### Task prompt:
Repeat each entry in the data, exactly.

Segment Start: Record excerpts

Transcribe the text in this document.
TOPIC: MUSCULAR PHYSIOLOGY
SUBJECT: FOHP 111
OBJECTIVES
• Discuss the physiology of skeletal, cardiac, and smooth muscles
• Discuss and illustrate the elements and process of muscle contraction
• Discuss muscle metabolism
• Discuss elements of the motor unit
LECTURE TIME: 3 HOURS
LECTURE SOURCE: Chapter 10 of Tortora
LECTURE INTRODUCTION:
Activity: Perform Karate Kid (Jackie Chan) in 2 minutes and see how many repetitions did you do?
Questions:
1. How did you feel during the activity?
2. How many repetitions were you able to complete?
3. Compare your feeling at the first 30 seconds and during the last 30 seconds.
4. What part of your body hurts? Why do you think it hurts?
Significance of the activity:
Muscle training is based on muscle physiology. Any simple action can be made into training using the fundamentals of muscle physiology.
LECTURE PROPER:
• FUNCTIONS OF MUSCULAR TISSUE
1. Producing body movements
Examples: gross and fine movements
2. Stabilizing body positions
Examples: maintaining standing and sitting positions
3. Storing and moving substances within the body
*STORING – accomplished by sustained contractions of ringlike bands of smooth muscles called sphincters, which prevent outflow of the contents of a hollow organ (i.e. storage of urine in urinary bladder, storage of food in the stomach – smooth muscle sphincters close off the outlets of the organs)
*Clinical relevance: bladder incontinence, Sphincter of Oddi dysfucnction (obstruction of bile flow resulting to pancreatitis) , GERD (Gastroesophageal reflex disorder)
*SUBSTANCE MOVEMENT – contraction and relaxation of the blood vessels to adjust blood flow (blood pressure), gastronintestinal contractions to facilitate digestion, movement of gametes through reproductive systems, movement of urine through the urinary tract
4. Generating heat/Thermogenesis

Segment End: Record excerpts

### Answer section:
Transcribe the text in this document.
TOPIC: MUSCULAR PHYSIOLOGY
SUBJECT: FOHP 111
OBJECTIVES
• Discuss the physiology of skeletal, cardiac, and smooth muscles
• Discuss and illustrate the elements and process of muscle contraction
• Discuss muscle metabolism
• Discuss elements of the motor unit
LECTURE TIME: 3 HOURS
LECTURE SOURCE: Chapter 10 of Tortora
LECTURE INTRODUCTION:
Activity: Perform Karate Kid (Jackie Chan) in 2 minutes and see how many repetitions did you do?
Questions:
1. How did you feel during the activity?
2. How many repetitions were you able to complete?
3. Compare your feeling at the first 30 seconds and during the last 30 seconds.
4. What part of your body hurts? Why do you think it hurts?
Significance of the activity:
Muscle training is based on muscle physiology. Any simple action can be made into training using the fundamentals of muscle physiology.
LECTURE PROPER:
• FUNCTIONS OF MUSCULAR TISSUE
1. Producing body movements
Examples: gross and fine movements
2. Stabilizing body positions
Examples: maintaining standing and sitting positions
3. Storing and moving substances within the body
*STORING – accomplished by sustained contractions of ringlike bands of smooth muscles called sphincters, which prevent outflow of the contents of a hollow organ (i.e. storage of urine in urinary bladder, storage of food in the stomach – smooth muscle sphincters close off the outlets of the organs)
*Clinical relevance: bladder incontinence, Sphincter of Oddi dysfucnction (obstruction of bile flow resulting to pancreatitis) , GERD (Gastroesophageal reflex disorder)
*SUBSTANCE MOVEMENT – contraction and relaxation of the blood vessels to adjust blood flow (blood pressure), gastronintestinal contractions to facilitate digestion, movement of gametes through reproductive systems, movement of urine through the urinary tract
4. Generating heat/Thermogenesis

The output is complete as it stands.